[ESTRATTO DEL TESTO]:
※
# Infortunio Florenzi Sassuolo - Roma. Video.



## admin (26 Ottobre 2016)

Il bruttissimo infortunio di Alessandro Florenzi nel corso di Sassuolo - Roma del 26 ottobre 2016. Il centrocampista giallorosso è uscito dal campo di gioco in barella. Si prevede un lungo stop.

Video qui in basso al secondo post.


----------



## admin (26 Ottobre 2016)




----------



## BossKilla7 (26 Ottobre 2016)

Admin ha scritto:


> Il bruttissimo infortunio di Alessandro Florenzi nel corso di Sassuolo - Roma del 26 ottobre 2016. Il centrocampista giallorosso è uscito dal campo di gioco in barella. Si prevede un lungo stop.
> 
> Video qui in basso al secondo post.



Dispiace dirlo ma 100% crociato


----------



## wfiesso (26 Ottobre 2016)

BossKilla7 ha scritto:


> Dispiace dirlo ma 100% crociato



Ahia, temo di sì...


----------



## tifosa asRoma (27 Ottobre 2016)

Verrà operato questa mattina da Mariani. la sfortuna ci perseguita, da settembre 2015 ad oggi sono stati operati di crociato strootman rudiger mariorui e florenzi ditemi voi se è normale, 4 crociati in un anno, bisogna portare questa squadra a Lourdes.


----------



## wfiesso (27 Ottobre 2016)

Spiace un sacco, gli auguro di tornare più forte di prima.

Il prossimo ritiro lo devono fare davvero a lourdes


----------



## diavoloINme (27 Ottobre 2016)

tifosa asRoma ha scritto:


> Verrà operato questa mattina da Mariani. la sfortuna ci perseguita, da settembre 2015 ad oggi sono stati operati di crociato strootman rudiger mariorui e florenzi ditemi voi se è normale, 4 crociati in un anno, bisogna portare questa squadra a Lourdes.



Si gioca troppo esasperando il fisico e forzando i tempi di recupero.
Lo spettacolo ne risente pure. Basti vedere la qualità del gioco e delle prestazioni di questo turno infrasettimanale.
※
[DATI DISPONIBILI]:
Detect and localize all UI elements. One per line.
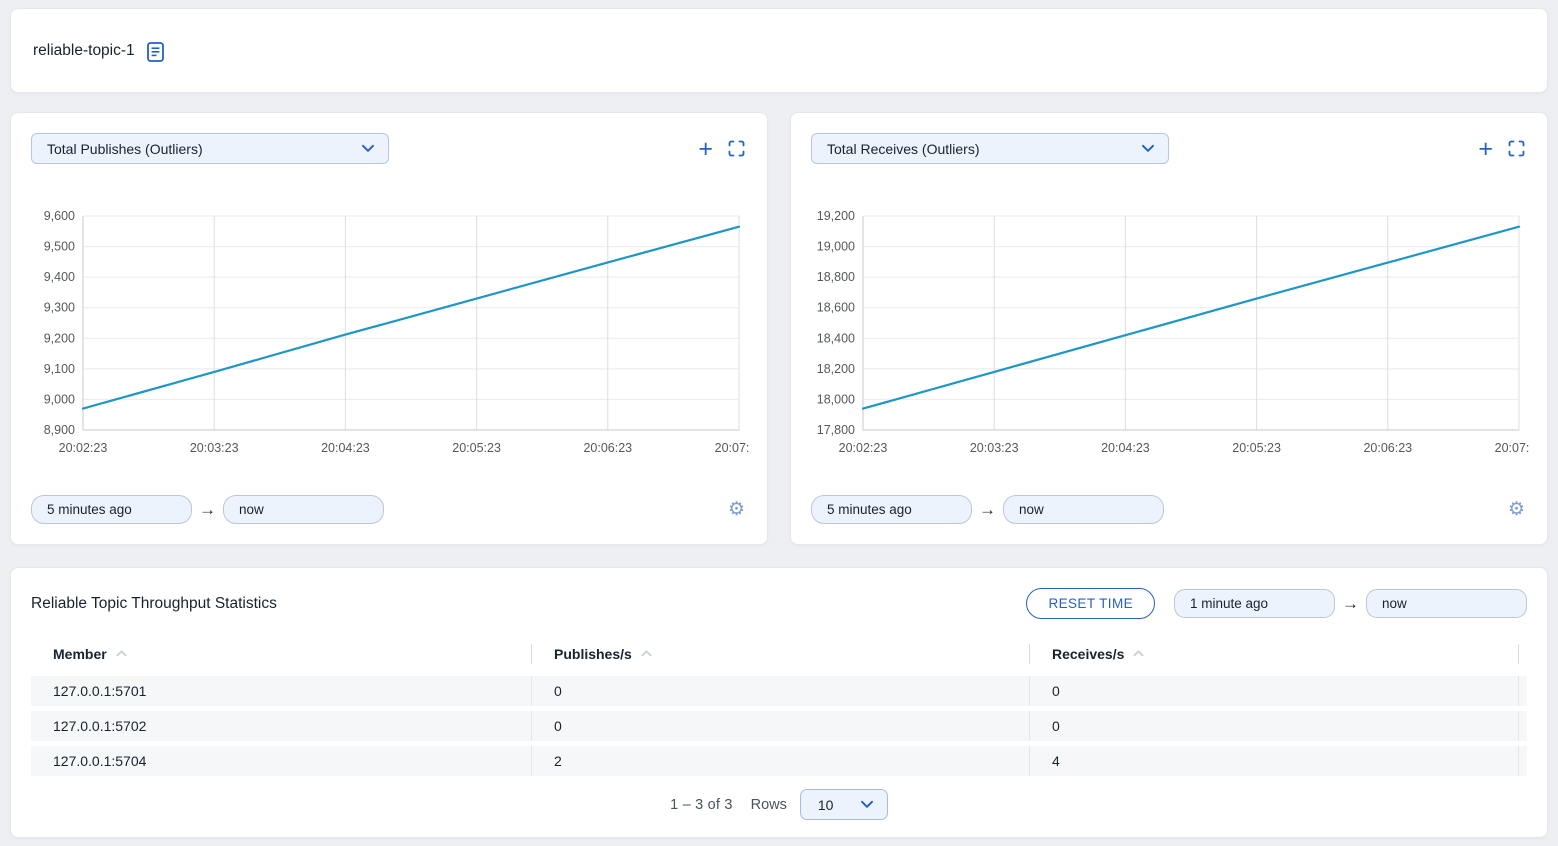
※
[LAVORO DA FARE]:
[A] Traduci in inglese questa frase della discussione sull'infortunio di Florenzi: "Spiace un sacco, gli auguro di tornare più forte di prima."
[B] Riporta tutti i nomi utente diversi con cui sono firmati i messaggi della discussione sull'infortunio di Florenzi.
[C] Continua la discussione sull'infortunio di Florenzi dopo l'ultima frase riportata.
L'elenco non serve a nulla in questo lavoro.

[ELENCO RISPOSTE]:
[A] I'm really sorry, I hope he comes back stronger than before.

[B] admin, BossKilla7, wfiesso, tifosa asRoma, diavoloINme

[C]
La soluzione sarebbe tornare all'antico : serie A a 16 squadre con solo il top a competere. Senza voler mancare di rispetto a nessuno ma abbiamo troppe 'intruse' in serie A. Essere da massima serie vuol dire avere risorse, stadio, progetto, collegamenti, ecc ecc. La serie A è per una città, non solo per un club.
Il mordi e fuggi per scroccare i soldi dei diritti tv deve finire.


----------



## wfiesso (27 Ottobre 2016)

diavoloINme ha scritto:


> Si gioca troppo esasperando il fisico e forzando i tempi di recupero.
> Lo spettacolo ne risente pure. Basti vedere la qualità del gioco e delle prestazioni di questo turno infrasettimanale.
> *La soluzione sarebbe tornare all'antico : serie A a 16 squadre con solo il top a competere. Senza voler mancare di rispetto a nessuno ma abbiamo troppe 'intruse' in serie A. Essere da massima serie vuol dire avere risorse, stadio, progetto, collegamenti, ecc ecc. La serie A è per una città, non solo per un club.
> Il mordi e fuggi per scroccare i soldi dei diritti tv deve finire*.



Anche 18 sinceramente, per il resto sono totalmente d'accordo con te!


----------



## Mr. Canà (27 Ottobre 2016)

In bocca al lupo a Florenzi, giocatore che mi è sempre piaciuto tantissimo.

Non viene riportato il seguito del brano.